*Given problem*:
Your task is to give the number of lines in the listing that include "text", and nothing else.

* start Records provided *

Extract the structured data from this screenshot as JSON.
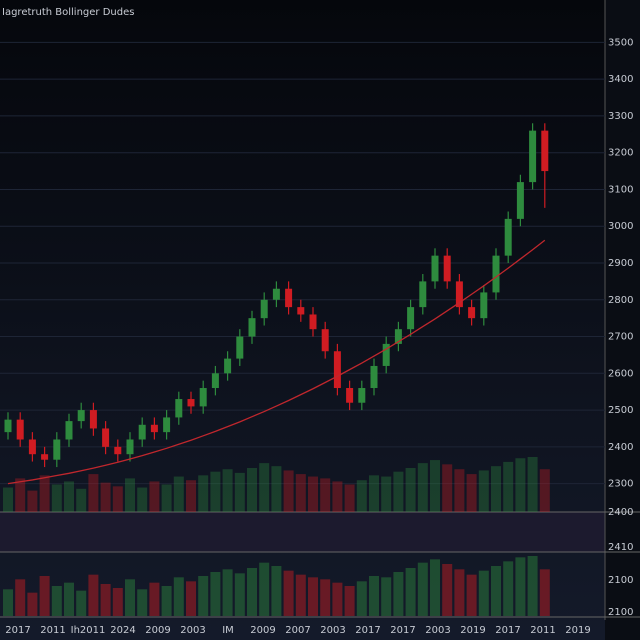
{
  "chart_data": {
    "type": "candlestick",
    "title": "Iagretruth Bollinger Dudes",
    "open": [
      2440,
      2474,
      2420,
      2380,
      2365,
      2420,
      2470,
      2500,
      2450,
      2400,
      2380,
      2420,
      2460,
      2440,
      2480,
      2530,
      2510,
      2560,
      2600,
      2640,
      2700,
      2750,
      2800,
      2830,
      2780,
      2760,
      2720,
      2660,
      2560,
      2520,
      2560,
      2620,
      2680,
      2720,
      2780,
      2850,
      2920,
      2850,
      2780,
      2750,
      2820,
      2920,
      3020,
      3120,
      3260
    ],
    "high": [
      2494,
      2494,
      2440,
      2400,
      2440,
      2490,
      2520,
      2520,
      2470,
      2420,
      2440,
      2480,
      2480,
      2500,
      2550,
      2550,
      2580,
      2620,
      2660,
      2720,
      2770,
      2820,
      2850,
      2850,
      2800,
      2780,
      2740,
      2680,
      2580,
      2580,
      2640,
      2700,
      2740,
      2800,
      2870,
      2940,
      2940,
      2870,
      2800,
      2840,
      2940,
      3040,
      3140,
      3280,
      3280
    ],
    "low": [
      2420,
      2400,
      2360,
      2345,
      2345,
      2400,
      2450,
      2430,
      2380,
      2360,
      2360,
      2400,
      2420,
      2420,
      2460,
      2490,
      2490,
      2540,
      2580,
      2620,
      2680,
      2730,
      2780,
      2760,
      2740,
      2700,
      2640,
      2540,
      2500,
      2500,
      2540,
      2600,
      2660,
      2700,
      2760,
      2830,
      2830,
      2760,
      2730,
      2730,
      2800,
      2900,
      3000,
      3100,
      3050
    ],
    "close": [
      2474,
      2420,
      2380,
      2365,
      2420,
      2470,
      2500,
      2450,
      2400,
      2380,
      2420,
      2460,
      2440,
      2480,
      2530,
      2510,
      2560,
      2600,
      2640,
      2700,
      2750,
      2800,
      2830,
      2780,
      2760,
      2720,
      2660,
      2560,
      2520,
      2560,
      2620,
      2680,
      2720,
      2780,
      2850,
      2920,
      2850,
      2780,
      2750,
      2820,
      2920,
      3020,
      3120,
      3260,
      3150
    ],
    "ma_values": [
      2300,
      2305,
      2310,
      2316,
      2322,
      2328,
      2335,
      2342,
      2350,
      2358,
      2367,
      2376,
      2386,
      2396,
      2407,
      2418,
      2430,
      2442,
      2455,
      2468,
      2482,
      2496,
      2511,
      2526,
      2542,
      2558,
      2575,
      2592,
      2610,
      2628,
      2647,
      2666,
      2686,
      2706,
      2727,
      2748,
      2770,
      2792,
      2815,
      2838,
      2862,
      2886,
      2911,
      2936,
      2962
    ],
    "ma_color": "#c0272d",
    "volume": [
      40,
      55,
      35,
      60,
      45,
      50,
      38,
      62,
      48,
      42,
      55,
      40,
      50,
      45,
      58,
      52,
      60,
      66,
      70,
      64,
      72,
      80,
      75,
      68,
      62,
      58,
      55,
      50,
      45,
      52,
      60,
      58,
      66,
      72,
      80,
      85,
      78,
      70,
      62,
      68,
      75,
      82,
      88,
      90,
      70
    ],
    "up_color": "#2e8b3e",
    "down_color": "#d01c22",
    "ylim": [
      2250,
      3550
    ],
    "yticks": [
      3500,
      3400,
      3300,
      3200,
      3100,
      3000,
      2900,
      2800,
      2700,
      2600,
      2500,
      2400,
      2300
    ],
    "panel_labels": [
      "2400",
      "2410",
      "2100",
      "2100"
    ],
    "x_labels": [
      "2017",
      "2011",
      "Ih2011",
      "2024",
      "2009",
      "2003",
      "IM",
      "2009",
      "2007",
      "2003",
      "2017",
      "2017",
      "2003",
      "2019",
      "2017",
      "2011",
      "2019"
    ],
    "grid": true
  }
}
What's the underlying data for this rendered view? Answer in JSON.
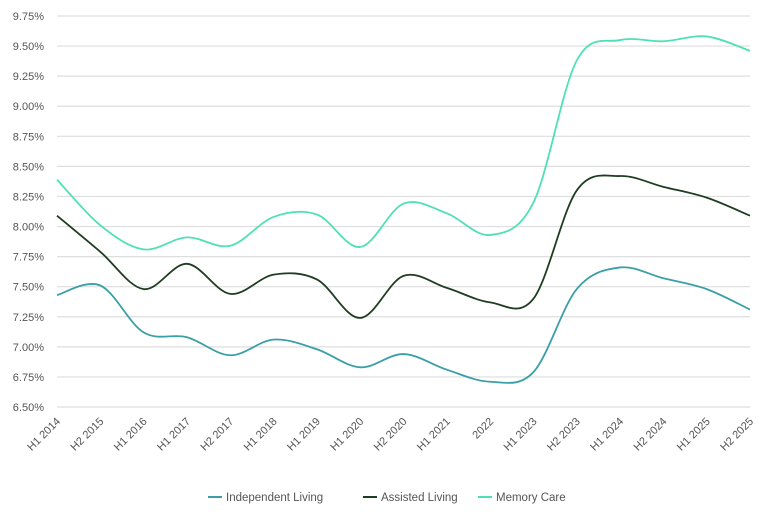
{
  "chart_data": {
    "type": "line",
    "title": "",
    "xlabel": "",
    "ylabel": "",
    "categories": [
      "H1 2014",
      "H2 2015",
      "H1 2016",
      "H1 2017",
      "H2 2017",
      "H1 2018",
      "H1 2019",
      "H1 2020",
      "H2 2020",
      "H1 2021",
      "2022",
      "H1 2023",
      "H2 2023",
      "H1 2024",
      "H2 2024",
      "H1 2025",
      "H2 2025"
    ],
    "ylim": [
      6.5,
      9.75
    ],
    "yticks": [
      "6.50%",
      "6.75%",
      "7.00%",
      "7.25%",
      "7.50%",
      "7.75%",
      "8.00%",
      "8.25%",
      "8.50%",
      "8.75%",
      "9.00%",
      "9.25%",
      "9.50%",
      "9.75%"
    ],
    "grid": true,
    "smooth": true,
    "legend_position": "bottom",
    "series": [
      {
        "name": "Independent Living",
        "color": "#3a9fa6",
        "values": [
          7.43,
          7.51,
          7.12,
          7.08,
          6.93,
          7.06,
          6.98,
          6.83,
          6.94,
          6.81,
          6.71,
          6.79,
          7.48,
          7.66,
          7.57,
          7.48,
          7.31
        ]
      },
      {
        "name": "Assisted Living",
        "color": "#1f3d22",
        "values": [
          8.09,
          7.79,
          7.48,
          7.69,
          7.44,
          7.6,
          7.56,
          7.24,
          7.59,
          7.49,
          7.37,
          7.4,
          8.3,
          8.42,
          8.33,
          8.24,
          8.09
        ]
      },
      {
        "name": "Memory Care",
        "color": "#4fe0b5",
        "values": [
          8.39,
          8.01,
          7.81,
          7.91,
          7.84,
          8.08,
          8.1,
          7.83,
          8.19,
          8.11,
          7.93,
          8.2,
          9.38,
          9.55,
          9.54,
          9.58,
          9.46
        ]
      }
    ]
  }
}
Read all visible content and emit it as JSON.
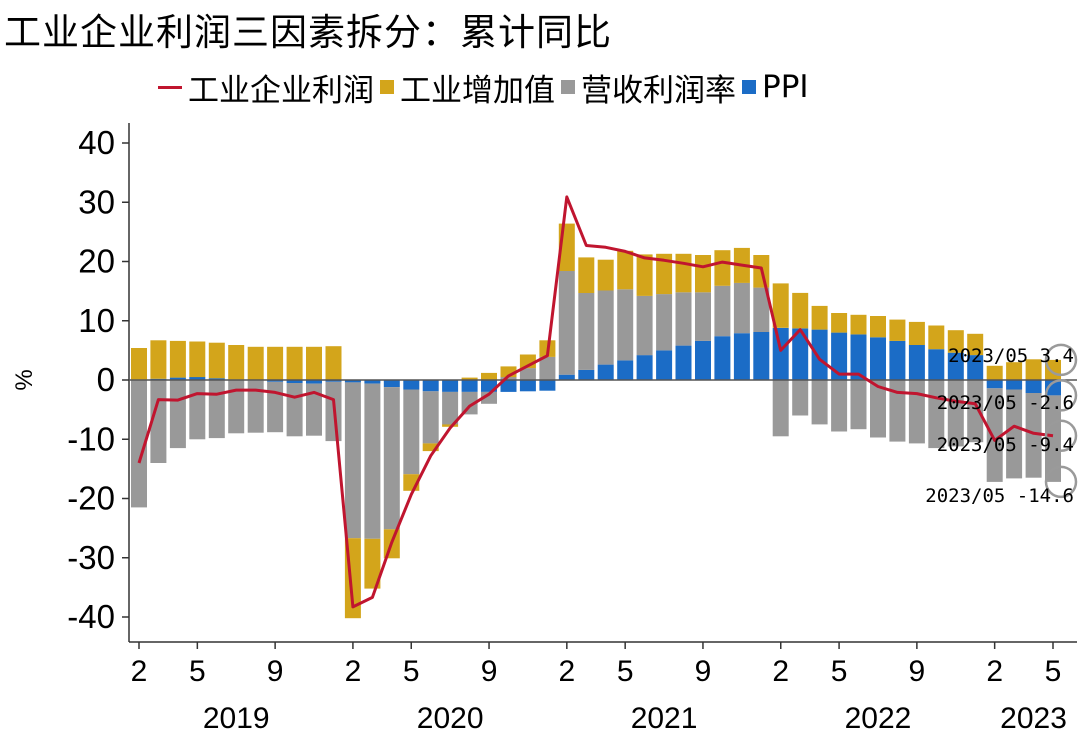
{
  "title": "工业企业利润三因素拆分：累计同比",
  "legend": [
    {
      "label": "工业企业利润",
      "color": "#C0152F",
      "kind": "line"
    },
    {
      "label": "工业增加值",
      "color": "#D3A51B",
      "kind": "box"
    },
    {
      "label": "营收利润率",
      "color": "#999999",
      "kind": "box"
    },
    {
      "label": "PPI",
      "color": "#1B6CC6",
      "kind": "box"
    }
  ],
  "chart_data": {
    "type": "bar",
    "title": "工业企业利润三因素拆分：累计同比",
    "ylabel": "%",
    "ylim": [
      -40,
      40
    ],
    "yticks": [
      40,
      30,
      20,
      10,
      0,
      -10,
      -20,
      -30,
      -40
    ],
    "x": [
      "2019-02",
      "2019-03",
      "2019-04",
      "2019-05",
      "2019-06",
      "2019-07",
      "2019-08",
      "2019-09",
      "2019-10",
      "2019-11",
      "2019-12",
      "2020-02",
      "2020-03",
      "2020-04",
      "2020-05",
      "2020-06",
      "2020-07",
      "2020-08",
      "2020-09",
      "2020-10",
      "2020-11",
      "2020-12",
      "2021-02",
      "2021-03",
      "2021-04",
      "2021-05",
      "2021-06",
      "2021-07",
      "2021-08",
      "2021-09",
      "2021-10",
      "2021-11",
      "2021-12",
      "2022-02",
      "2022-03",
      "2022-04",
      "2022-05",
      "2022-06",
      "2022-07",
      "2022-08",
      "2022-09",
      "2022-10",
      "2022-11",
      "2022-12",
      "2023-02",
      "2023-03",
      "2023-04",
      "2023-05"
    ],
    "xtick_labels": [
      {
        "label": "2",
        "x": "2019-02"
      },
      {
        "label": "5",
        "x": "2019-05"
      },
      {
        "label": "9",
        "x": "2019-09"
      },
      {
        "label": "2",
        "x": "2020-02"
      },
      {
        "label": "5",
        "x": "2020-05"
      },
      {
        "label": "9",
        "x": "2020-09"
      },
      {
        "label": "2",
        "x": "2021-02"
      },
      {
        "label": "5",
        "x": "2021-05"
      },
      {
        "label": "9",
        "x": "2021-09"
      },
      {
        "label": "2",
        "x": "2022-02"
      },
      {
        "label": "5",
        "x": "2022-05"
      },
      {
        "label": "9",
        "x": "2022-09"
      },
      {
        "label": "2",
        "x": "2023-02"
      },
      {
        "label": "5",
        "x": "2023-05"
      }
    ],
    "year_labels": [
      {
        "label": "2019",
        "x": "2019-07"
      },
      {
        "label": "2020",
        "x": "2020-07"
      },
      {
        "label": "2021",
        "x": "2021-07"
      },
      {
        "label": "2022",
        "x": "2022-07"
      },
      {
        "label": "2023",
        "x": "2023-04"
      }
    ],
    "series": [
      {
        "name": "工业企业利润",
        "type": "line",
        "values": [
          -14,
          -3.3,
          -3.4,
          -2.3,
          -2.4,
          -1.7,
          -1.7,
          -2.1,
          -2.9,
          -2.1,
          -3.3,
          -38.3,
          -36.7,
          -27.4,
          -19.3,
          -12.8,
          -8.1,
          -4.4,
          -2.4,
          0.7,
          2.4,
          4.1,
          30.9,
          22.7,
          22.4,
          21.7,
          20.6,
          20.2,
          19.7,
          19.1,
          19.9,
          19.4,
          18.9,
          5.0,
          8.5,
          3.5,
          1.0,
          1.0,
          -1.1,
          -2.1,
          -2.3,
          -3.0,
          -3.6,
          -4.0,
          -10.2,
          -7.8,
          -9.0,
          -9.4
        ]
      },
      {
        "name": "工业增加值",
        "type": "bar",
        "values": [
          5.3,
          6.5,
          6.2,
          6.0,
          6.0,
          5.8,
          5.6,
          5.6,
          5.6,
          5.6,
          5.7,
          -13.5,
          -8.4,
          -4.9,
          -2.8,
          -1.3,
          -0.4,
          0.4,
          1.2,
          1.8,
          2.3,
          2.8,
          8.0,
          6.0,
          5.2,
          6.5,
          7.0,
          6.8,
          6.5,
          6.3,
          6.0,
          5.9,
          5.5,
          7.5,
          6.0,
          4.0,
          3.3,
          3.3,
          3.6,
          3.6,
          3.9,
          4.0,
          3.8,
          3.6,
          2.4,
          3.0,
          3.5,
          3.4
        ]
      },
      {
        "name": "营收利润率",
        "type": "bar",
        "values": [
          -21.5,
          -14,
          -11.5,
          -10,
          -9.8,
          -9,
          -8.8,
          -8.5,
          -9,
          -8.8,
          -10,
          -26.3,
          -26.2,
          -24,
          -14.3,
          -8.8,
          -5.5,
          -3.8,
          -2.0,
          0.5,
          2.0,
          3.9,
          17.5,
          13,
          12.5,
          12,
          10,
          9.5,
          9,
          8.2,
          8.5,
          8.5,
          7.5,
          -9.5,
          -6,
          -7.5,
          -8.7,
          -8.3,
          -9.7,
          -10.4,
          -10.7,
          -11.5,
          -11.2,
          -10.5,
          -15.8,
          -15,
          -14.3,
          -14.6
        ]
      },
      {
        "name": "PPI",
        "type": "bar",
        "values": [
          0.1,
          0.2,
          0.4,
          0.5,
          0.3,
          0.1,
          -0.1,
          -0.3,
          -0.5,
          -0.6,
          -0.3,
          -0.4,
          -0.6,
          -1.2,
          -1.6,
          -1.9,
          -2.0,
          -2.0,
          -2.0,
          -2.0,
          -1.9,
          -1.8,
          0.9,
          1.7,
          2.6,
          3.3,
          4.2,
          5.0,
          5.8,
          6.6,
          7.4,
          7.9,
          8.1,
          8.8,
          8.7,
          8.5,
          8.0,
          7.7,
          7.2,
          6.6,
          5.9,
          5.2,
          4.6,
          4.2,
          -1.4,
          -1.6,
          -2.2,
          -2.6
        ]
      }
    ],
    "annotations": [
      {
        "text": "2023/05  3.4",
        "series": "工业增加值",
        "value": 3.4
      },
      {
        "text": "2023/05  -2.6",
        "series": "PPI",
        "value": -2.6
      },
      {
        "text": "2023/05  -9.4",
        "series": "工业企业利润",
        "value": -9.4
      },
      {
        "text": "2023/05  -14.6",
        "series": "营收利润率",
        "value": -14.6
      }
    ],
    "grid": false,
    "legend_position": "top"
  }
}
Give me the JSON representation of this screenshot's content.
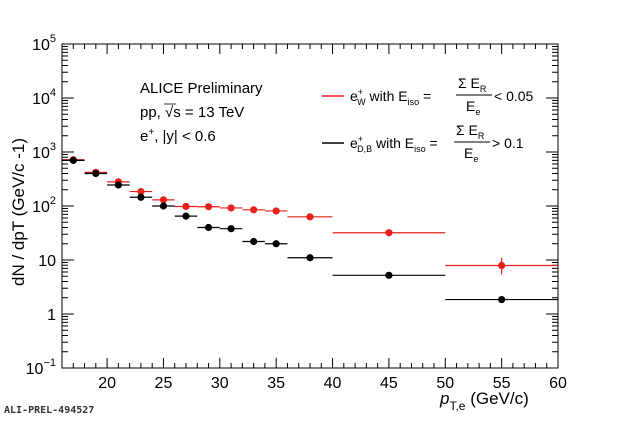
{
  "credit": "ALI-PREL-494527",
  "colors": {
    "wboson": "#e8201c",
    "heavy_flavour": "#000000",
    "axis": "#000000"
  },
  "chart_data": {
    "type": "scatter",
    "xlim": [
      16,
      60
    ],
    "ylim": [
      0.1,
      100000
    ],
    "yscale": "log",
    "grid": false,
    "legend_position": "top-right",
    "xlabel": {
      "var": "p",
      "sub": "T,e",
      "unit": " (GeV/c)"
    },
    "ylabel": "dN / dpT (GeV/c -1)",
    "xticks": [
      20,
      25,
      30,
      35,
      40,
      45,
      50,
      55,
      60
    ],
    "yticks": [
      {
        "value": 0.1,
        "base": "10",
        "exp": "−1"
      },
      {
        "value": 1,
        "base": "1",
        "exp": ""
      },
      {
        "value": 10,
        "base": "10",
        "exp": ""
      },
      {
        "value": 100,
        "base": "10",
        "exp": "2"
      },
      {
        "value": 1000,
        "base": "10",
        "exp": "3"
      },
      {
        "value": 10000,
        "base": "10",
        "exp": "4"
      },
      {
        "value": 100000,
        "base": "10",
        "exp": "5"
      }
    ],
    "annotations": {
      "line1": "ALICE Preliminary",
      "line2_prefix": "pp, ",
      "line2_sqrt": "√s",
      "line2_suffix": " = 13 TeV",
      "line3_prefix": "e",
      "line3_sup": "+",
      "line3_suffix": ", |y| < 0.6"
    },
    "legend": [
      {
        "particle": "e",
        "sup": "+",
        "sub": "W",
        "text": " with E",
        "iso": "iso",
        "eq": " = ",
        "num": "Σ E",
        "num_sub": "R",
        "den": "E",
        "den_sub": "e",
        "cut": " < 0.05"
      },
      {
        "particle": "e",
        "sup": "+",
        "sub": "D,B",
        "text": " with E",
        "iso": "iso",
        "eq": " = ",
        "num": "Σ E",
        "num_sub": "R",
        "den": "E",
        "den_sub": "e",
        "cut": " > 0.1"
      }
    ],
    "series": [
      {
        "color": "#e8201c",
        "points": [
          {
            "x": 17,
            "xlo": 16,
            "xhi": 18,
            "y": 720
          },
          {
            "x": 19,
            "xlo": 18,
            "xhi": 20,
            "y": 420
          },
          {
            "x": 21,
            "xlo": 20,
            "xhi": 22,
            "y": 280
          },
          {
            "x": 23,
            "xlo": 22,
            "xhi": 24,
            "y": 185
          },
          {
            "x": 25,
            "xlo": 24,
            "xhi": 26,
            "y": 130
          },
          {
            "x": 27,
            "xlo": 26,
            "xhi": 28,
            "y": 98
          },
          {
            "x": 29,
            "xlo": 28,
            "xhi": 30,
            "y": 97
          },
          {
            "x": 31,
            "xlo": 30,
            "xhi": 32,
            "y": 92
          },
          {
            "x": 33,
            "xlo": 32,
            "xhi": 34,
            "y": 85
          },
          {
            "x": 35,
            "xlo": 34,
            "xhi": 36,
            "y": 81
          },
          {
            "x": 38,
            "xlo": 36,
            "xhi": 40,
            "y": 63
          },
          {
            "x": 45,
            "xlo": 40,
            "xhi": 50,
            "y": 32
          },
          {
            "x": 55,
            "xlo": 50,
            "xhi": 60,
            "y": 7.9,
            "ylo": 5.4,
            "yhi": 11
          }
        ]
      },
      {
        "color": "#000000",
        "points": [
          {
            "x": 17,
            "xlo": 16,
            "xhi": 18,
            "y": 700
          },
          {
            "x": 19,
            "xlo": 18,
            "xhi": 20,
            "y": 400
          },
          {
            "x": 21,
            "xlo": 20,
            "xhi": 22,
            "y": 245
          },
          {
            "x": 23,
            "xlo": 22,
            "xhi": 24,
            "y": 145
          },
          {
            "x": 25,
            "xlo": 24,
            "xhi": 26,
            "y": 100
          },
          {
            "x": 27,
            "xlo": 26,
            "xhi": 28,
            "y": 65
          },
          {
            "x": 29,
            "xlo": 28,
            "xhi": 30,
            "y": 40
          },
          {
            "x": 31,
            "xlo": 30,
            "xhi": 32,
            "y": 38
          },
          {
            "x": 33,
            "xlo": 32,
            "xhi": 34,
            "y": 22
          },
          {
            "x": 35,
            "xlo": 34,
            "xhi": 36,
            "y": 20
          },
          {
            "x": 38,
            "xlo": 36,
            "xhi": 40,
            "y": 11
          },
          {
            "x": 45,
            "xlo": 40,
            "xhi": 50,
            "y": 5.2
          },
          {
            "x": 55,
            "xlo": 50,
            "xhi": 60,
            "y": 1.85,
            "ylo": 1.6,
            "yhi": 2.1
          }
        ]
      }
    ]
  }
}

* end Records provided *

*Response*:
6